Listed records >>
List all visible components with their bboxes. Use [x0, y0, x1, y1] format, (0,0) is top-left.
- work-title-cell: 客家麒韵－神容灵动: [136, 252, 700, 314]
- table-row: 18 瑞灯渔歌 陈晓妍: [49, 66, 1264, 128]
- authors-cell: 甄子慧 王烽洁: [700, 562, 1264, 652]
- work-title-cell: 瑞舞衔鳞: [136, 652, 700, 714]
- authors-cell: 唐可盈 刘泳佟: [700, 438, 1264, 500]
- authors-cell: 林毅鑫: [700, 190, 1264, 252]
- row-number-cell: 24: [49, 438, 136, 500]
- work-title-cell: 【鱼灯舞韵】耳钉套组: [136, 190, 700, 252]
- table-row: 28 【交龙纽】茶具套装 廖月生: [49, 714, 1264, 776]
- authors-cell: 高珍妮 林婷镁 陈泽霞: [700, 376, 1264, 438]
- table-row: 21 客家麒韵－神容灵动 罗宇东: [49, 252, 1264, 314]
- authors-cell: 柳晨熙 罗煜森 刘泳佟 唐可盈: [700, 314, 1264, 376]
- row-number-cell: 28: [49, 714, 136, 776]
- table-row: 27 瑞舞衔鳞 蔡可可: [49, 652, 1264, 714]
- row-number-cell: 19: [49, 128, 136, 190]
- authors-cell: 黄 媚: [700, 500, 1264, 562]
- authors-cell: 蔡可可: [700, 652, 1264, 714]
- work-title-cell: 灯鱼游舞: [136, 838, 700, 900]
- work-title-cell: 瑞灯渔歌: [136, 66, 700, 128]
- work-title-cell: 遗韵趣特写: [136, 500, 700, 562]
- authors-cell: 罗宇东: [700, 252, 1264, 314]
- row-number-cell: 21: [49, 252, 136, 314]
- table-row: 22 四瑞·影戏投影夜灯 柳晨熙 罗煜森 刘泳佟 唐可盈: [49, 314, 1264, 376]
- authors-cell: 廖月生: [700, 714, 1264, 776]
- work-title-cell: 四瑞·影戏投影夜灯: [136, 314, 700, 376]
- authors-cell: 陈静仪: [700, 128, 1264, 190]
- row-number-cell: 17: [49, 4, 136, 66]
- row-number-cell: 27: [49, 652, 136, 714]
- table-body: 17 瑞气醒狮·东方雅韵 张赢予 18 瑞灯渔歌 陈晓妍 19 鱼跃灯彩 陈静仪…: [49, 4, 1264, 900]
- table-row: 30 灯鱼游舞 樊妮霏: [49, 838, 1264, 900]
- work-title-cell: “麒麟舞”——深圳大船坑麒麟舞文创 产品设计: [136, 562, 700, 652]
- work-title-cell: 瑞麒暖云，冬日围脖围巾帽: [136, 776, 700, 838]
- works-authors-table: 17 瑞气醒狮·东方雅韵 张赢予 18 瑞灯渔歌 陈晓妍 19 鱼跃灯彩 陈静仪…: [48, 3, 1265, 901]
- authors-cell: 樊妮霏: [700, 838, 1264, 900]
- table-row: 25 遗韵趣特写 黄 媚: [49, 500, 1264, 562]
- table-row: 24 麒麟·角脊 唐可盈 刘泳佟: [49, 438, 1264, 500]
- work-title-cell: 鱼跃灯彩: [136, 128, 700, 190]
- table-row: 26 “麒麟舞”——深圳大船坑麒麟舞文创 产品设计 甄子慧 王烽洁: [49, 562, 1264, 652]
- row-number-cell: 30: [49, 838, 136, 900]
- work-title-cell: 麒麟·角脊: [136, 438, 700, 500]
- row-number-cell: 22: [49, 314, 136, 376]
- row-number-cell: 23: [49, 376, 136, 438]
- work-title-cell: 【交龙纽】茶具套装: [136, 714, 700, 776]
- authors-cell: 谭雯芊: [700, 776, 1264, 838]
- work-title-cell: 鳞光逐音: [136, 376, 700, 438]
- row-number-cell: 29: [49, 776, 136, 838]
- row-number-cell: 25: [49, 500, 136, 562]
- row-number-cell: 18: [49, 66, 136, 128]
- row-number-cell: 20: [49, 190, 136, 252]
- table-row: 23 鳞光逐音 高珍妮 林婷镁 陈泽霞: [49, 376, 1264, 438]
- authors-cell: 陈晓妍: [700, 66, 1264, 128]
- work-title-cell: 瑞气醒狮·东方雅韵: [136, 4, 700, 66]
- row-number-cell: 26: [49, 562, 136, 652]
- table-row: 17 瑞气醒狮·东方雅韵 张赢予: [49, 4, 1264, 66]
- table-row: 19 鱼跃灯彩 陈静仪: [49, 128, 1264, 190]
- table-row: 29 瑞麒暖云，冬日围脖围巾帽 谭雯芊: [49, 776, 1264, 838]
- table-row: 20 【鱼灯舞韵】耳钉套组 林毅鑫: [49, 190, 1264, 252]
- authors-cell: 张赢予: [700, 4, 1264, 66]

Problem requirements >>
Reproduce verbatim the stretch of the records from their first line through the line containing "- table-row: 21", including both of those lines.

Answer to the exercise >>
List all visible components with their bboxes. Use [x0, y0, x1, y1] format, (0,0) is top-left.
- work-title-cell: 客家麒韵－神容灵动: [136, 252, 700, 314]
- table-row: 18 瑞灯渔歌 陈晓妍: [49, 66, 1264, 128]
- authors-cell: 甄子慧 王烽洁: [700, 562, 1264, 652]
- work-title-cell: 瑞舞衔鳞: [136, 652, 700, 714]
- authors-cell: 唐可盈 刘泳佟: [700, 438, 1264, 500]
- authors-cell: 林毅鑫: [700, 190, 1264, 252]
- row-number-cell: 24: [49, 438, 136, 500]
- work-title-cell: 【鱼灯舞韵】耳钉套组: [136, 190, 700, 252]
- table-row: 28 【交龙纽】茶具套装 廖月生: [49, 714, 1264, 776]
- authors-cell: 高珍妮 林婷镁 陈泽霞: [700, 376, 1264, 438]
- table-row: 21 客家麒韵－神容灵动 罗宇东: [49, 252, 1264, 314]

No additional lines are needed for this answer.